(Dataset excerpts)
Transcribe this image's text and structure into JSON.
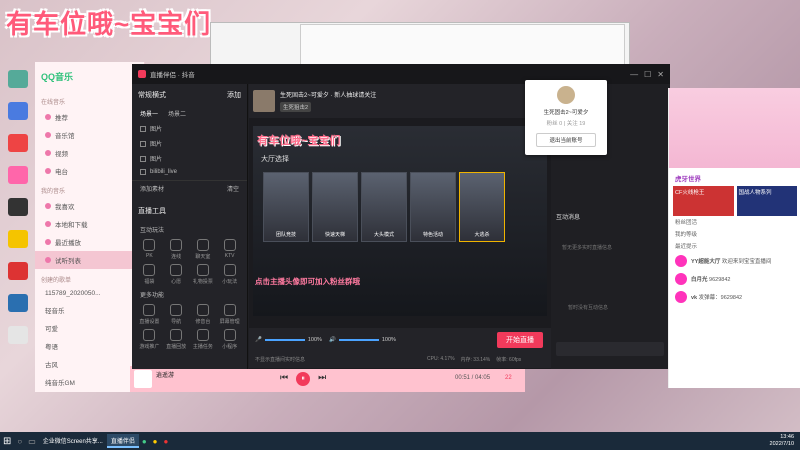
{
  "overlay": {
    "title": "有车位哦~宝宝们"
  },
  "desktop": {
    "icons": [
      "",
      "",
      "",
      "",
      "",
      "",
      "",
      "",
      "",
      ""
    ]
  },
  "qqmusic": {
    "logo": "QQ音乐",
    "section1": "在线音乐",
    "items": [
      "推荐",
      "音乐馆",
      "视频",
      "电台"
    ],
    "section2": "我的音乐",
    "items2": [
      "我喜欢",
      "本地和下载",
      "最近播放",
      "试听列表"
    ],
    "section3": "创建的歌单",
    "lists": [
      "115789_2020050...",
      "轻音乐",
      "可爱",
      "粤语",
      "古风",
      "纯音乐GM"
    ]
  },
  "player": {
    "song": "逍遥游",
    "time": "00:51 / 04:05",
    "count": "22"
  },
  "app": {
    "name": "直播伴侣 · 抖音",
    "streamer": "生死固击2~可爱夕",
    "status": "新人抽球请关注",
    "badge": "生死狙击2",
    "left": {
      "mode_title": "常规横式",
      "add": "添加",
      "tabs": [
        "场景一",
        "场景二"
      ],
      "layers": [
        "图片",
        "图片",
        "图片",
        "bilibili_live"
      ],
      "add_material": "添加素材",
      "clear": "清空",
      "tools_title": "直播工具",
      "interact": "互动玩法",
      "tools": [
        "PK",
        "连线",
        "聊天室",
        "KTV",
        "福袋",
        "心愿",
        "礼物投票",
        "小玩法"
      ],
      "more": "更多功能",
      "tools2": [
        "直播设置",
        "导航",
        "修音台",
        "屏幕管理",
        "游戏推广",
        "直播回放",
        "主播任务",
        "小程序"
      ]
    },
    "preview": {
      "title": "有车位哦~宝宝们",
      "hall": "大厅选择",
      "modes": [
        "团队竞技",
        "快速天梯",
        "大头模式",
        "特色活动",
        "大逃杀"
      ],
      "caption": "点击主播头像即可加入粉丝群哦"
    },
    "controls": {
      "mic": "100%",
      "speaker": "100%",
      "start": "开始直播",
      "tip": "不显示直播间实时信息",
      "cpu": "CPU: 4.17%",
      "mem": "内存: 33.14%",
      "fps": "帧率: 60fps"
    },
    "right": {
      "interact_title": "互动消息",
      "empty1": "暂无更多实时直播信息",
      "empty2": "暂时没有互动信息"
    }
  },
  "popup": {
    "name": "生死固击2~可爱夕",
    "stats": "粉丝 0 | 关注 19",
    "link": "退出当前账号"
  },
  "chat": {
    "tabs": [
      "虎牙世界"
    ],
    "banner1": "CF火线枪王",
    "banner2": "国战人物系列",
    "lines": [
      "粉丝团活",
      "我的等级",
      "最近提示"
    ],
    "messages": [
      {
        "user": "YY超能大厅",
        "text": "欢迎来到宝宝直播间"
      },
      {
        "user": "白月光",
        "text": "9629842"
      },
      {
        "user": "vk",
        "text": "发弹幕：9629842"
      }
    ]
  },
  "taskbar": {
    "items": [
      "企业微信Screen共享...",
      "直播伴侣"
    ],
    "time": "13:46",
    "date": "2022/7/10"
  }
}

---

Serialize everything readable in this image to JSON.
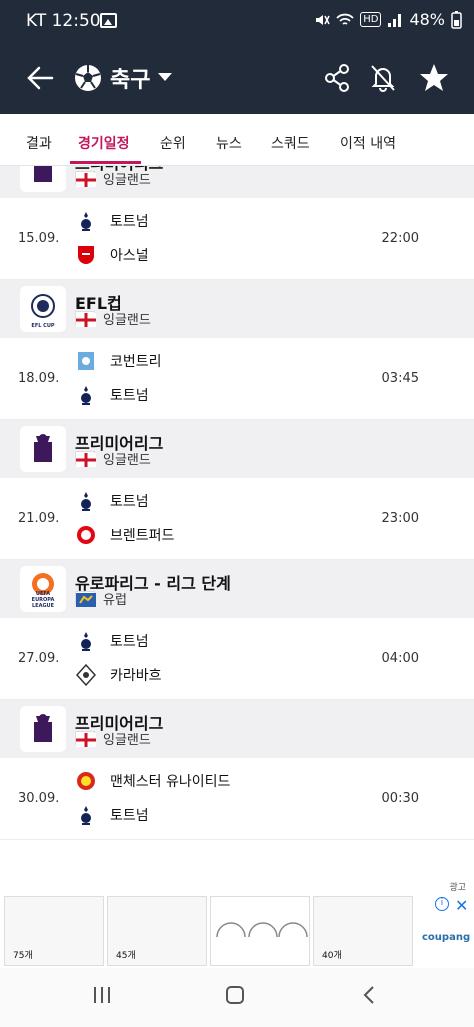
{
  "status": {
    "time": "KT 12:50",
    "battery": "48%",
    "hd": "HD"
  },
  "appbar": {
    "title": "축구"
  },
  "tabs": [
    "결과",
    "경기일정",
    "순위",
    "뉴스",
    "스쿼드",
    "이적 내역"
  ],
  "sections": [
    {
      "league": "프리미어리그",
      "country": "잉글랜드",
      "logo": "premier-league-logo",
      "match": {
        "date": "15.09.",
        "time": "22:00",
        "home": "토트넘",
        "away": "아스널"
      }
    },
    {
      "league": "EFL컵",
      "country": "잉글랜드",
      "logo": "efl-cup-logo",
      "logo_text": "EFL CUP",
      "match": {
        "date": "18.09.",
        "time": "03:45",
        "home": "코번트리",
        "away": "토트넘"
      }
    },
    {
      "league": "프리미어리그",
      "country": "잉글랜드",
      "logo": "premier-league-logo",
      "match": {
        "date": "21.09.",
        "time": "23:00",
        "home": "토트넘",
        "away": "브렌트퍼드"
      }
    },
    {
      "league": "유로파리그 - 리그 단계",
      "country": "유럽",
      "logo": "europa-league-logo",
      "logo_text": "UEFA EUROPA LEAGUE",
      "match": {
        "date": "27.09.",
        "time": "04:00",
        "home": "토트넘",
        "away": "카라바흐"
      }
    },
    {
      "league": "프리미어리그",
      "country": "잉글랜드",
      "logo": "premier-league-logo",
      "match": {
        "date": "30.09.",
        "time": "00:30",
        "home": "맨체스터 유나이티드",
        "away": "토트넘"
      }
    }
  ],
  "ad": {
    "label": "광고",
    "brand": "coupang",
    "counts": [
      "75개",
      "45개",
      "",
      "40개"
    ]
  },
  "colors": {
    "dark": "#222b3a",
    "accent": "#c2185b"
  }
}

To do: Identify the lines that contain the string "image", and copy every one of them.

Task result:
Transcribe this image's text and structure into JSON.
Serialize everything readable in this image to JSON.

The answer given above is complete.